DIRECTIONS >> Please list every web address that appears in the Ceph journal email thread below.

2014-02-06 Thread John Spray
Hi John,

The 50/50 thing comes from the way the Ceph OSD writes data twice:
first to the journal, and then subsequently to the data partition.
The write doubling may not affect your performance outcome, depending
on the ratio of drive bandwidth to network bandwidth and the I/O
pattern.  In configurations where it is an issue, the way to improve
performance is to use an SSD for journals (Sebastian mentions this in
his article under Commodity improved).

The journal is an area of quite some flexibility, the relevant
settings are in the docs here:
http://ceph.com/docs/master/rados/configuration/journal-ref/
http://ceph.com/docs/master/rados/configuration/osd-config-ref/#journal-settings

There is some discussion of the use of SSDs with Ceph here:
http://ceph.com/docs/master/start/hardware-recommendations/#solid-state-drives

I'm sure others on this list will have more empirical information
about their experiences in this area.

Cheers,
John

On Thu, Feb 6, 2014 at 6:18 PM, John Mancuso jmanc...@freewheel.tv wrote:
 Hey all, I'm currently pouring through the ceph docs trying to familiarize
 myself with the product before I begin my cluster build-out for a
 virtualized environment. One area which I've been looking into is disk
 throughput/performance.



 I stumbled onto the following site:

 http://www.sebastien-han.fr/blog/2012/08/26/ceph-benchmarks/



 1)   I'm not sure where this info below originates as I did not see this
 on the ceph doc site, unless it is hidden in some dark corner somewhere.
 Anyone point me to a wiki/url?

 2)  Can someone describe this 50/50 split of journal vs filesystem
 (assume it has something to do with filestore flush)?

 Consideration about the ceph's journal. The journal is by design the
 component that could be severely and easily improved. Take a little step
 back over it. As a reminder the ceph's journal serves 2 purposes:

 It acts as a buffer cache (FIFO buffer). The journal takes every request and
 performs each write with O_DIRECT. After a determined period and
 acknowledgment the journal flush his content to the backend filesystem. By
 default this value is set to 5 seconds and called filestore max sync
 interval. The filestore starts to flush when the journal is half-full or max
 sync interval is reached.

LISTING >>
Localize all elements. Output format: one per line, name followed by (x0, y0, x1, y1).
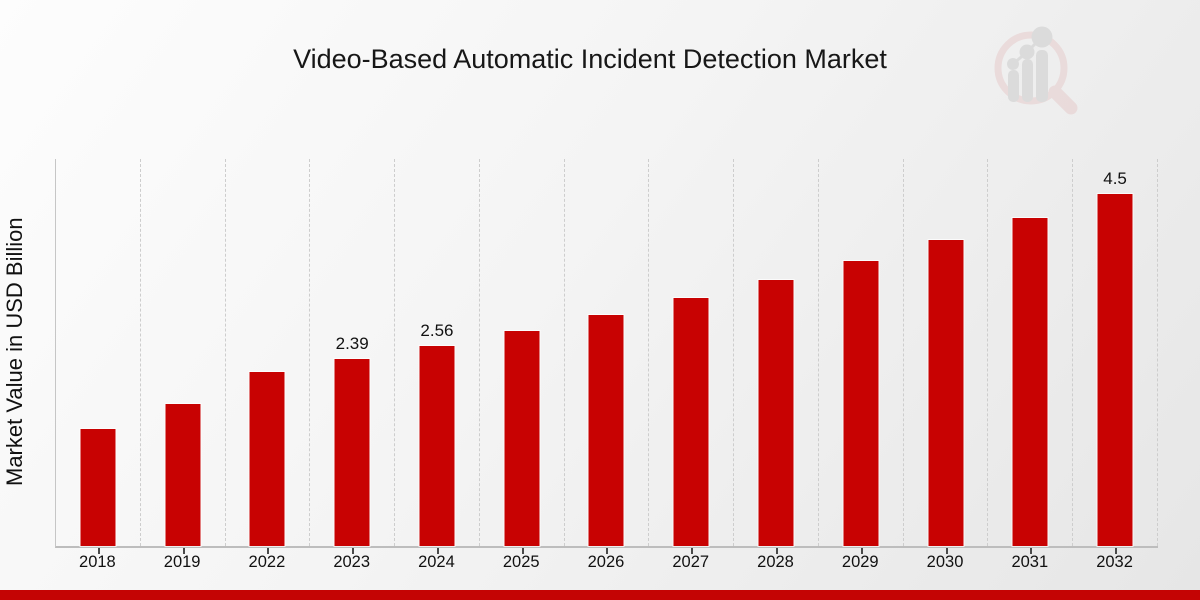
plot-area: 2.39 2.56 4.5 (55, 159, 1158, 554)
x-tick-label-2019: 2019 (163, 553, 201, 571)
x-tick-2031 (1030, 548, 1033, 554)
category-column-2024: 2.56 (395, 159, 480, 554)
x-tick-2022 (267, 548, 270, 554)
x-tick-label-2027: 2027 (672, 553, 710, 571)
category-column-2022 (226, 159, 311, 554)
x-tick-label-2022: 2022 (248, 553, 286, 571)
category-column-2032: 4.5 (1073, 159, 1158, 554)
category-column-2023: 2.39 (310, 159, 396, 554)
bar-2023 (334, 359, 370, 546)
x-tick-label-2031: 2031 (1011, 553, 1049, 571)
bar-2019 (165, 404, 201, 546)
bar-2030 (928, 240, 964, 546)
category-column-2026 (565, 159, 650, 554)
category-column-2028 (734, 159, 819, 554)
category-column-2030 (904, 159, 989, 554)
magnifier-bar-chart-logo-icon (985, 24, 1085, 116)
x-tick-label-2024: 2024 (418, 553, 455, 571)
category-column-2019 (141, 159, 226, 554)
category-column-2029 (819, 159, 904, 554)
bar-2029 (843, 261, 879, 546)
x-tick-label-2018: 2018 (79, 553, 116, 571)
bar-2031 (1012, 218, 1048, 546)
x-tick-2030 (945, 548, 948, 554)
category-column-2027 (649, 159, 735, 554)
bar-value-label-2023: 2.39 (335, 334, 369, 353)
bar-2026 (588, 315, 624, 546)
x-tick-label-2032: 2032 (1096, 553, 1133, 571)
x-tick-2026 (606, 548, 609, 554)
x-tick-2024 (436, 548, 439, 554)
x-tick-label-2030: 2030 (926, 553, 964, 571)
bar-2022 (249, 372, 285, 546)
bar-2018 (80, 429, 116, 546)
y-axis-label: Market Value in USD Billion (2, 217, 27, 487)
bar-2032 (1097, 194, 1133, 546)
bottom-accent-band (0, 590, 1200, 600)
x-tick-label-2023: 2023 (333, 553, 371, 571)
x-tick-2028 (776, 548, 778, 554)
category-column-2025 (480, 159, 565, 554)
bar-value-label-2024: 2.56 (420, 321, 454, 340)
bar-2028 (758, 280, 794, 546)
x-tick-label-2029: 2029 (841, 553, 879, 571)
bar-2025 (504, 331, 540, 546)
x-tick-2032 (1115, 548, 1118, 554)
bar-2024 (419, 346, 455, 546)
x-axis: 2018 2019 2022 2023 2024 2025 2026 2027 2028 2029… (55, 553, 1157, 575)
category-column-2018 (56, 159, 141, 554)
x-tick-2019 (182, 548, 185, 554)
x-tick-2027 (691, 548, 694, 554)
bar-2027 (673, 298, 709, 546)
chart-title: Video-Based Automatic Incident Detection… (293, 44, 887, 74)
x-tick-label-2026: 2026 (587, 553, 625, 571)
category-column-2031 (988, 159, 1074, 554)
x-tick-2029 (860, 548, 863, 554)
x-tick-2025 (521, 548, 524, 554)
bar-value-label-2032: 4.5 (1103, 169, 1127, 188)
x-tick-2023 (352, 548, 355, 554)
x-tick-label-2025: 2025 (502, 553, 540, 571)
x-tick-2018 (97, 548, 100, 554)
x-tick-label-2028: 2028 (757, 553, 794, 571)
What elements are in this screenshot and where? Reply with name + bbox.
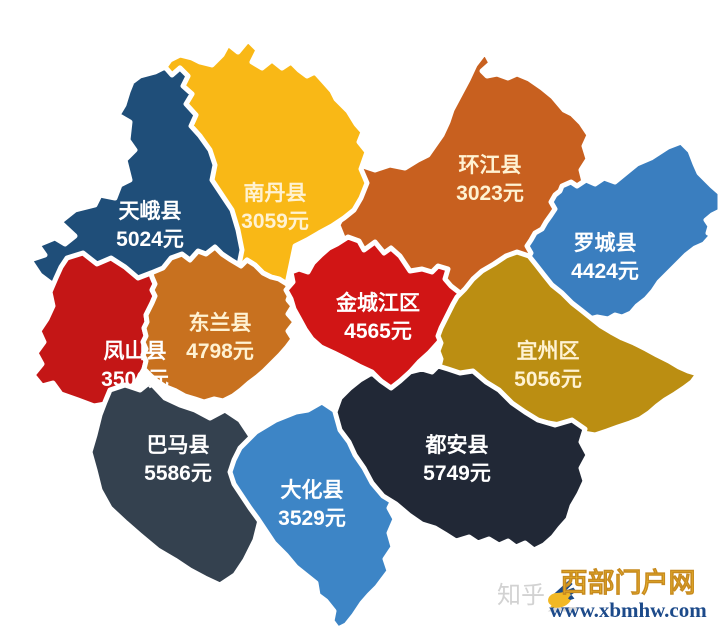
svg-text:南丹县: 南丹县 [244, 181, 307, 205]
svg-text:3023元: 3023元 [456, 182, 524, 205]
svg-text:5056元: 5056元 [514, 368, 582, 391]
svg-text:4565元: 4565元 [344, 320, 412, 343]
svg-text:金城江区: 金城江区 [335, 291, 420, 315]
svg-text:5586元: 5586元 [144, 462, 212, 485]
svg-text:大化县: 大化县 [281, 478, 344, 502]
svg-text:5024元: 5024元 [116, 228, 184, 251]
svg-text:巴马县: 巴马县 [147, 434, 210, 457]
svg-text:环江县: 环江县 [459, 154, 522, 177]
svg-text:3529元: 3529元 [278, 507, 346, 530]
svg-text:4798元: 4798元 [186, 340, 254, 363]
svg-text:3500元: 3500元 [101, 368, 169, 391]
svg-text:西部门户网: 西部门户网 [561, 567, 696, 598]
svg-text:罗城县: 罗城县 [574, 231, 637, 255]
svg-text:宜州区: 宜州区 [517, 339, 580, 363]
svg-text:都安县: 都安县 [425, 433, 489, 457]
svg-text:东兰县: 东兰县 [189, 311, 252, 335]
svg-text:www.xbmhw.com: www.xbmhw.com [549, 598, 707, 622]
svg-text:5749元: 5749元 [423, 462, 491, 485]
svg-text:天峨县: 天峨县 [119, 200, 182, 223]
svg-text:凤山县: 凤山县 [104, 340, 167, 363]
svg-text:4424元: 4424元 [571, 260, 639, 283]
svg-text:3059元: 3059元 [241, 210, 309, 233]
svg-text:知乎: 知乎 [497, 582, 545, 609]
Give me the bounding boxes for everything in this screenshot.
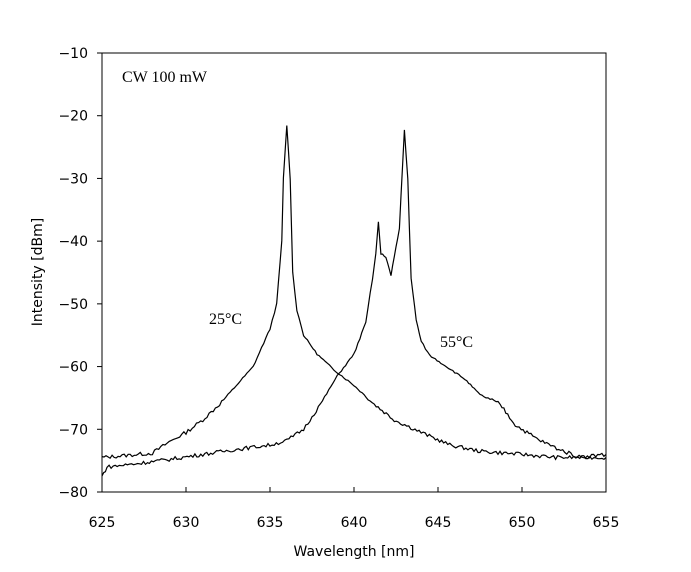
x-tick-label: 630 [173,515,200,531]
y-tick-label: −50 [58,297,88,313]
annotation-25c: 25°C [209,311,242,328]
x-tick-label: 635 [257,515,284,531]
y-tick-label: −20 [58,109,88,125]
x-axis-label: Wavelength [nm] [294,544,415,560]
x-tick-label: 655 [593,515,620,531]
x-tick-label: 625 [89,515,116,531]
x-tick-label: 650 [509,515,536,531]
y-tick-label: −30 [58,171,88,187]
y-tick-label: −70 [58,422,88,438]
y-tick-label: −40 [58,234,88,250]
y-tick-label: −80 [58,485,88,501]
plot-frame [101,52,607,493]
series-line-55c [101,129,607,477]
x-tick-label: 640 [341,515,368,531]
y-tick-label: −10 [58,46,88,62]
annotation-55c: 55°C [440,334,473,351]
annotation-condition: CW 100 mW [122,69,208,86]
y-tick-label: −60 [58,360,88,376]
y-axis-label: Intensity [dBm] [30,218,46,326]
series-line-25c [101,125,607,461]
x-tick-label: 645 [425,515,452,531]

OUTPUT BELOW >>
http://ceph.com/docs/master/rados/configuration/journal-ref/
http://ceph.com/docs/master/rados/configuration/osd-config-ref/#journal-settings
http://ceph.com/docs/master/start/hardware-recommendations/#solid-state-drives
http://www.sebastien-han.fr/blog/2012/08/26/ceph-benchmarks/